Supplied material start
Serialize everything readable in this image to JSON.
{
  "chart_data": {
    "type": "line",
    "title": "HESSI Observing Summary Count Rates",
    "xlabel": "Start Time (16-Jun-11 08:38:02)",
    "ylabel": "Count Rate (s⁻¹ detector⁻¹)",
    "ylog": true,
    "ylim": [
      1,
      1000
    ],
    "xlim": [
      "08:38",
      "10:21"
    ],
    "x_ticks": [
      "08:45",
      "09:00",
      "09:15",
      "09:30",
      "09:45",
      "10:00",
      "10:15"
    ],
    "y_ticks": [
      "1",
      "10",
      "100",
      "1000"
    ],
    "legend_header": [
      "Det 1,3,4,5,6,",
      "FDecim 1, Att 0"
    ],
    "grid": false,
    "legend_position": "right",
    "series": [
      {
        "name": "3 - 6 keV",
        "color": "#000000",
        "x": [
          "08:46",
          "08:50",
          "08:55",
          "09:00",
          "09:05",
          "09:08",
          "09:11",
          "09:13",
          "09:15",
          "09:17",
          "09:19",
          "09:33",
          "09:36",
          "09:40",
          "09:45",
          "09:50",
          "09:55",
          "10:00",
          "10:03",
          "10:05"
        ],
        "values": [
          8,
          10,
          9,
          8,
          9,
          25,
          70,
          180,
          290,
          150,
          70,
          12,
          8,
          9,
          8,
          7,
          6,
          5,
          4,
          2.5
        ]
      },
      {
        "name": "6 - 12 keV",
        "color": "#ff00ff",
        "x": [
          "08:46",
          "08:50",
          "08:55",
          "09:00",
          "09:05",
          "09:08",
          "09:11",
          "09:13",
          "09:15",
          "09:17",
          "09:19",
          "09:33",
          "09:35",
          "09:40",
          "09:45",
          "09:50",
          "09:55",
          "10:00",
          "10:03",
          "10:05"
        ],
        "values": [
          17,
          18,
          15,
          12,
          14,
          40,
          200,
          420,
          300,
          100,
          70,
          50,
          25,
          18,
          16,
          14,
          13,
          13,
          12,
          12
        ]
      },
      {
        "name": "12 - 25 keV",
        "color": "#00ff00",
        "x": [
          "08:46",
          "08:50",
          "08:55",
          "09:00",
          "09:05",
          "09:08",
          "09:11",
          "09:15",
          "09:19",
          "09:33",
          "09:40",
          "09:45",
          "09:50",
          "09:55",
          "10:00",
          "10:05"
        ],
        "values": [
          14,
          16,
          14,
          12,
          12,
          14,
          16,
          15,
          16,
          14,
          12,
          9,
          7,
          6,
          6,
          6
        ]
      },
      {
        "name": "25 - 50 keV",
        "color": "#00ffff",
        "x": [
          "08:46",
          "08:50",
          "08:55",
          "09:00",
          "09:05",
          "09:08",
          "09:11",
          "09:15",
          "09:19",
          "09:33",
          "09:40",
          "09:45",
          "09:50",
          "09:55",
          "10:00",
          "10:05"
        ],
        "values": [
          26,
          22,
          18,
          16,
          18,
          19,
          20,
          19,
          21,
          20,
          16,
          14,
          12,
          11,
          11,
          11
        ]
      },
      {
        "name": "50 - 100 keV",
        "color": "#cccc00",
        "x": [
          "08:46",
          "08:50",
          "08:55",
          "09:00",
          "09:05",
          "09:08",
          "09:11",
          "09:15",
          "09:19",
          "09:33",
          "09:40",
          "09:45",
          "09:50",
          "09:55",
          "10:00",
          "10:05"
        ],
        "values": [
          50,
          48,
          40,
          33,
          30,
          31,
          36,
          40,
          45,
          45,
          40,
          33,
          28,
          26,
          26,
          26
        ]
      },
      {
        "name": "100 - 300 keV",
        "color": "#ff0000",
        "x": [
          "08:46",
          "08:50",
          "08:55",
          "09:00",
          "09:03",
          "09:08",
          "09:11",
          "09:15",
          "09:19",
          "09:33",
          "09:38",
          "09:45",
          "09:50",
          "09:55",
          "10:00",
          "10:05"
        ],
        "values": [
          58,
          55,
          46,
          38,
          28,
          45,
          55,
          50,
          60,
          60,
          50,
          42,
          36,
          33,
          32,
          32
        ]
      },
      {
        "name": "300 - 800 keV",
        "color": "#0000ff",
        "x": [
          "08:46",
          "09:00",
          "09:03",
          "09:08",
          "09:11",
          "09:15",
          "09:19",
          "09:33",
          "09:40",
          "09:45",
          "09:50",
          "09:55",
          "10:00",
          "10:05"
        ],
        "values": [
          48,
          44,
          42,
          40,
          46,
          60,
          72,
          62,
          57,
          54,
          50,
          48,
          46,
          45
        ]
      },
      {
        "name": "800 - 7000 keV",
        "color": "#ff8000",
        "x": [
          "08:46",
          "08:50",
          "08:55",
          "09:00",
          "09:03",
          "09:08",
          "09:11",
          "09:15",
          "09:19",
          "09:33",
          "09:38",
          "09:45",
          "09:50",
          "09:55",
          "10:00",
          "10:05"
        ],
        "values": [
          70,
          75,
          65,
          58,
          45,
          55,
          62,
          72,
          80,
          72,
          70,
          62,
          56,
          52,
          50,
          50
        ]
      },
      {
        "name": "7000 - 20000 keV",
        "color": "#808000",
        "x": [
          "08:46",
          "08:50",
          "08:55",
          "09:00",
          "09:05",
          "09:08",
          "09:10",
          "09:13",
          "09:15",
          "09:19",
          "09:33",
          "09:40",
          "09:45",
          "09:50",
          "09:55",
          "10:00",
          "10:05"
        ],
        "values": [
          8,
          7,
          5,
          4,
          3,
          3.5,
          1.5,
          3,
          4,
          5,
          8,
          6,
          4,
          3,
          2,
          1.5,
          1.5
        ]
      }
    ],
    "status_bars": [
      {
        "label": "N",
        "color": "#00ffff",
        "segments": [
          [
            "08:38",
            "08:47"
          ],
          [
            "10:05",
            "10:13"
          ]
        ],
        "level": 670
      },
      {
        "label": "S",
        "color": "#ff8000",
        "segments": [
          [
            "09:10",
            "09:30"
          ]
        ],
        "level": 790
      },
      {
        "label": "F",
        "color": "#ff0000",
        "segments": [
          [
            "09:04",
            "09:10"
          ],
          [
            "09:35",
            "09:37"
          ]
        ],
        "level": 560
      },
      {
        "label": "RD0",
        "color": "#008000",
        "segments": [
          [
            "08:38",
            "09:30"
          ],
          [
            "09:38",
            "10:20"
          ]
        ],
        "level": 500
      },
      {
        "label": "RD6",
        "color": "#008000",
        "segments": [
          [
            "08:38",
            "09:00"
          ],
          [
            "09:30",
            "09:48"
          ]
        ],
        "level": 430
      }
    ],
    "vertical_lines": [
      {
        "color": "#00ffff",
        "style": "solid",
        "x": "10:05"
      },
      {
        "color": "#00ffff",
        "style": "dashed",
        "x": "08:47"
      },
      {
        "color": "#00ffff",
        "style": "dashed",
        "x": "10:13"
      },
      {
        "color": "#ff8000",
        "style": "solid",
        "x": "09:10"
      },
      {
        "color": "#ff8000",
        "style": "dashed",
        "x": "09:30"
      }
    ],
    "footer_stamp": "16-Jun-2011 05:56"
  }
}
Supplied material end
-- Short exercise --
Write out every entry exactly as given.

-- Task output --
Serialize everything readable in this image to JSON.
{
  "chart_data": {
    "type": "line",
    "title": "HESSI Observing Summary Count Rates",
    "xlabel": "Start Time (16-Jun-11 08:38:02)",
    "ylabel": "Count Rate (s⁻¹ detector⁻¹)",
    "ylog": true,
    "ylim": [
      1,
      1000
    ],
    "xlim": [
      "08:38",
      "10:21"
    ],
    "x_ticks": [
      "08:45",
      "09:00",
      "09:15",
      "09:30",
      "09:45",
      "10:00",
      "10:15"
    ],
    "y_ticks": [
      "1",
      "10",
      "100",
      "1000"
    ],
    "legend_header": [
      "Det 1,3,4,5,6,",
      "FDecim 1, Att 0"
    ],
    "grid": false,
    "legend_position": "right",
    "series": [
      {
        "name": "3 - 6 keV",
        "color": "#000000",
        "x": [
          "08:46",
          "08:50",
          "08:55",
          "09:00",
          "09:05",
          "09:08",
          "09:11",
          "09:13",
          "09:15",
          "09:17",
          "09:19",
          "09:33",
          "09:36",
          "09:40",
          "09:45",
          "09:50",
          "09:55",
          "10:00",
          "10:03",
          "10:05"
        ],
        "values": [
          8,
          10,
          9,
          8,
          9,
          25,
          70,
          180,
          290,
          150,
          70,
          12,
          8,
          9,
          8,
          7,
          6,
          5,
          4,
          2.5
        ]
      },
      {
        "name": "6 - 12 keV",
        "color": "#ff00ff",
        "x": [
          "08:46",
          "08:50",
          "08:55",
          "09:00",
          "09:05",
          "09:08",
          "09:11",
          "09:13",
          "09:15",
          "09:17",
          "09:19",
          "09:33",
          "09:35",
          "09:40",
          "09:45",
          "09:50",
          "09:55",
          "10:00",
          "10:03",
          "10:05"
        ],
        "values": [
          17,
          18,
          15,
          12,
          14,
          40,
          200,
          420,
          300,
          100,
          70,
          50,
          25,
          18,
          16,
          14,
          13,
          13,
          12,
          12
        ]
      },
      {
        "name": "12 - 25 keV",
        "color": "#00ff00",
        "x": [
          "08:46",
          "08:50",
          "08:55",
          "09:00",
          "09:05",
          "09:08",
          "09:11",
          "09:15",
          "09:19",
          "09:33",
          "09:40",
          "09:45",
          "09:50",
          "09:55",
          "10:00",
          "10:05"
        ],
        "values": [
          14,
          16,
          14,
          12,
          12,
          14,
          16,
          15,
          16,
          14,
          12,
          9,
          7,
          6,
          6,
          6
        ]
      },
      {
        "name": "25 - 50 keV",
        "color": "#00ffff",
        "x": [
          "08:46",
          "08:50",
          "08:55",
          "09:00",
          "09:05",
          "09:08",
          "09:11",
          "09:15",
          "09:19",
          "09:33",
          "09:40",
          "09:45",
          "09:50",
          "09:55",
          "10:00",
          "10:05"
        ],
        "values": [
          26,
          22,
          18,
          16,
          18,
          19,
          20,
          19,
          21,
          20,
          16,
          14,
          12,
          11,
          11,
          11
        ]
      },
      {
        "name": "50 - 100 keV",
        "color": "#cccc00",
        "x": [
          "08:46",
          "08:50",
          "08:55",
          "09:00",
          "09:05",
          "09:08",
          "09:11",
          "09:15",
          "09:19",
          "09:33",
          "09:40",
          "09:45",
          "09:50",
          "09:55",
          "10:00",
          "10:05"
        ],
        "values": [
          50,
          48,
          40,
          33,
          30,
          31,
          36,
          40,
          45,
          45,
          40,
          33,
          28,
          26,
          26,
          26
        ]
      },
      {
        "name": "100 - 300 keV",
        "color": "#ff0000",
        "x": [
          "08:46",
          "08:50",
          "08:55",
          "09:00",
          "09:03",
          "09:08",
          "09:11",
          "09:15",
          "09:19",
          "09:33",
          "09:38",
          "09:45",
          "09:50",
          "09:55",
          "10:00",
          "10:05"
        ],
        "values": [
          58,
          55,
          46,
          38,
          28,
          45,
          55,
          50,
          60,
          60,
          50,
          42,
          36,
          33,
          32,
          32
        ]
      },
      {
        "name": "300 - 800 keV",
        "color": "#0000ff",
        "x": [
          "08:46",
          "09:00",
          "09:03",
          "09:08",
          "09:11",
          "09:15",
          "09:19",
          "09:33",
          "09:40",
          "09:45",
          "09:50",
          "09:55",
          "10:00",
          "10:05"
        ],
        "values": [
          48,
          44,
          42,
          40,
          46,
          60,
          72,
          62,
          57,
          54,
          50,
          48,
          46,
          45
        ]
      },
      {
        "name": "800 - 7000 keV",
        "color": "#ff8000",
        "x": [
          "08:46",
          "08:50",
          "08:55",
          "09:00",
          "09:03",
          "09:08",
          "09:11",
          "09:15",
          "09:19",
          "09:33",
          "09:38",
          "09:45",
          "09:50",
          "09:55",
          "10:00",
          "10:05"
        ],
        "values": [
          70,
          75,
          65,
          58,
          45,
          55,
          62,
          72,
          80,
          72,
          70,
          62,
          56,
          52,
          50,
          50
        ]
      },
      {
        "name": "7000 - 20000 keV",
        "color": "#808000",
        "x": [
          "08:46",
          "08:50",
          "08:55",
          "09:00",
          "09:05",
          "09:08",
          "09:10",
          "09:13",
          "09:15",
          "09:19",
          "09:33",
          "09:40",
          "09:45",
          "09:50",
          "09:55",
          "10:00",
          "10:05"
        ],
        "values": [
          8,
          7,
          5,
          4,
          3,
          3.5,
          1.5,
          3,
          4,
          5,
          8,
          6,
          4,
          3,
          2,
          1.5,
          1.5
        ]
      }
    ],
    "status_bars": [
      {
        "label": "N",
        "color": "#00ffff",
        "segments": [
          [
            "08:38",
            "08:47"
          ],
          [
            "10:05",
            "10:13"
          ]
        ],
        "level": 670
      },
      {
        "label": "S",
        "color": "#ff8000",
        "segments": [
          [
            "09:10",
            "09:30"
          ]
        ],
        "level": 790
      },
      {
        "label": "F",
        "color": "#ff0000",
        "segments": [
          [
            "09:04",
            "09:10"
          ],
          [
            "09:35",
            "09:37"
          ]
        ],
        "level": 560
      },
      {
        "label": "RD0",
        "color": "#008000",
        "segments": [
          [
            "08:38",
            "09:30"
          ],
          [
            "09:38",
            "10:20"
          ]
        ],
        "level": 500
      },
      {
        "label": "RD6",
        "color": "#008000",
        "segments": [
          [
            "08:38",
            "09:00"
          ],
          [
            "09:30",
            "09:48"
          ]
        ],
        "level": 430
      }
    ],
    "vertical_lines": [
      {
        "color": "#00ffff",
        "style": "solid",
        "x": "10:05"
      },
      {
        "color": "#00ffff",
        "style": "dashed",
        "x": "08:47"
      },
      {
        "color": "#00ffff",
        "style": "dashed",
        "x": "10:13"
      },
      {
        "color": "#ff8000",
        "style": "solid",
        "x": "09:10"
      },
      {
        "color": "#ff8000",
        "style": "dashed",
        "x": "09:30"
      }
    ],
    "footer_stamp": "16-Jun-2011 05:56"
  }
}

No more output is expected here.